* start INPUT ROWS *

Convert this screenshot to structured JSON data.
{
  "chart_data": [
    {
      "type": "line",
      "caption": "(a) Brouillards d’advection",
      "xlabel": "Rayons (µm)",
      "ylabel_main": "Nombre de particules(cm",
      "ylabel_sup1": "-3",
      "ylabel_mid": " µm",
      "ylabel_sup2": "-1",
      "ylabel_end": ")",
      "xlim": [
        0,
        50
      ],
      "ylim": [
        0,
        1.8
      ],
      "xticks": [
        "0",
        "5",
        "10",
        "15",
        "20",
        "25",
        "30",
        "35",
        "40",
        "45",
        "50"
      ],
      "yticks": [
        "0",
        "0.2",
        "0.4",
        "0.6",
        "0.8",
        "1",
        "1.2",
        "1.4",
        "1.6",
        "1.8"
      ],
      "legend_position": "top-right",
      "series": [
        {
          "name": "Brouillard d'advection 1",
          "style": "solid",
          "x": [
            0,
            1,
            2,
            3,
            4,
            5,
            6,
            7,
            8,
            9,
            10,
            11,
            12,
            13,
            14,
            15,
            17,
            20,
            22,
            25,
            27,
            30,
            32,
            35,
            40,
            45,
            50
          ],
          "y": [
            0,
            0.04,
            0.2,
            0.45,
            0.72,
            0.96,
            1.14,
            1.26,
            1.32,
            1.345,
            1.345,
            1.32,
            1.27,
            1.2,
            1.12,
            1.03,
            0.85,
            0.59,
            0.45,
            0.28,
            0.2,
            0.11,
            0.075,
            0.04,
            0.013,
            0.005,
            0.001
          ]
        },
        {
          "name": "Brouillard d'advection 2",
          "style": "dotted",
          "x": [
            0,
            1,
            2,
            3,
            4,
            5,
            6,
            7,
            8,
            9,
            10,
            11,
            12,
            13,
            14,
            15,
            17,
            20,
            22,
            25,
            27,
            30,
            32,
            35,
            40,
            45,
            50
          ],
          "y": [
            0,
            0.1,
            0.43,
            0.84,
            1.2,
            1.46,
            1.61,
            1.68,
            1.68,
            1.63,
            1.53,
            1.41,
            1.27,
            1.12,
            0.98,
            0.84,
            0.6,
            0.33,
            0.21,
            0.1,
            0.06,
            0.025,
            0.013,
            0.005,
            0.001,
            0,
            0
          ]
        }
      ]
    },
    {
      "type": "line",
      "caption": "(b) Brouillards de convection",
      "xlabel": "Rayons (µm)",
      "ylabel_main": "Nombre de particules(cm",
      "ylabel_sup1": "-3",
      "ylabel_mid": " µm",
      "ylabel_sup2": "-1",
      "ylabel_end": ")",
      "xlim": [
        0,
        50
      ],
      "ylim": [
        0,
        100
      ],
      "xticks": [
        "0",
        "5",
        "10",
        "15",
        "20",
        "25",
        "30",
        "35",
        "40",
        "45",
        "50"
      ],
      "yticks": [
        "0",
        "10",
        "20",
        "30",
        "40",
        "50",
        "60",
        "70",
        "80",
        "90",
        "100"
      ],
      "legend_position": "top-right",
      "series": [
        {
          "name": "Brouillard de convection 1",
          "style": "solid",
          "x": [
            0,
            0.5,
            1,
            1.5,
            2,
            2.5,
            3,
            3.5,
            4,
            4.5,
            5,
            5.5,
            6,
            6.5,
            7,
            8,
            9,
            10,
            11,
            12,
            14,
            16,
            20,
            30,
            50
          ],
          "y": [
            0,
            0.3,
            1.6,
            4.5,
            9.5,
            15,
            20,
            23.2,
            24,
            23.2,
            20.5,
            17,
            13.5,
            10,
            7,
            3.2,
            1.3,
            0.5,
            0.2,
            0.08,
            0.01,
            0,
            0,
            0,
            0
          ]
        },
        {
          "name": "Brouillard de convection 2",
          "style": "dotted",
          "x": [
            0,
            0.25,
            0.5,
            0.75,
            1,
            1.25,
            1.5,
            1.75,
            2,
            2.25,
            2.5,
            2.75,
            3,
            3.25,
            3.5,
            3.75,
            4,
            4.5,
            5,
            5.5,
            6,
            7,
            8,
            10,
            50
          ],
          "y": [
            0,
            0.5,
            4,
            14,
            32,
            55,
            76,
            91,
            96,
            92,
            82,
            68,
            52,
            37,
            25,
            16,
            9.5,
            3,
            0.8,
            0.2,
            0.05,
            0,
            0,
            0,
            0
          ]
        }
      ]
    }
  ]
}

* end INPUT ROWS *

**TASK TO CARRY OUT**. State the number of lines in the records that contain the string "Brouillards", and nothing more.

**FULL RESPONSE**. 2